=== What to produce ===
Pick out all lines in the listing holding the string "limpió" and copy them.

(A block of data)
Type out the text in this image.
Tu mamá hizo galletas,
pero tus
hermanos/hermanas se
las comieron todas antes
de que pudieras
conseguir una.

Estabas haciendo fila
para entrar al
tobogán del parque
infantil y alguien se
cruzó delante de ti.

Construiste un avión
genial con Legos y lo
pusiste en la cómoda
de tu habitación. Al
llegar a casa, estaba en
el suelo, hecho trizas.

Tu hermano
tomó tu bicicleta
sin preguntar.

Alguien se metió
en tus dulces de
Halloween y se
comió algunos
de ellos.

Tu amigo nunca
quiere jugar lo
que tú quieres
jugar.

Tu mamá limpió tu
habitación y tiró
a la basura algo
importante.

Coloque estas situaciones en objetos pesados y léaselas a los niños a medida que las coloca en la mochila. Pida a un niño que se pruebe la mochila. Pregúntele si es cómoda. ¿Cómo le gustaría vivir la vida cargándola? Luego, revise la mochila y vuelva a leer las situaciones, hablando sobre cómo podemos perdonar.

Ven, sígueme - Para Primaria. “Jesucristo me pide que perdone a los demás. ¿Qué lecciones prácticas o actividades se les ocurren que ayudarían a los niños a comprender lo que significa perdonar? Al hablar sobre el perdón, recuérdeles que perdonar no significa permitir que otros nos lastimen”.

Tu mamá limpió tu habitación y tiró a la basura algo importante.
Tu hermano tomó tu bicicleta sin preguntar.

=== Solution ===
Tu mamá limpió tu
Tu mamá limpió tu habitación y tiró a la basura algo importante.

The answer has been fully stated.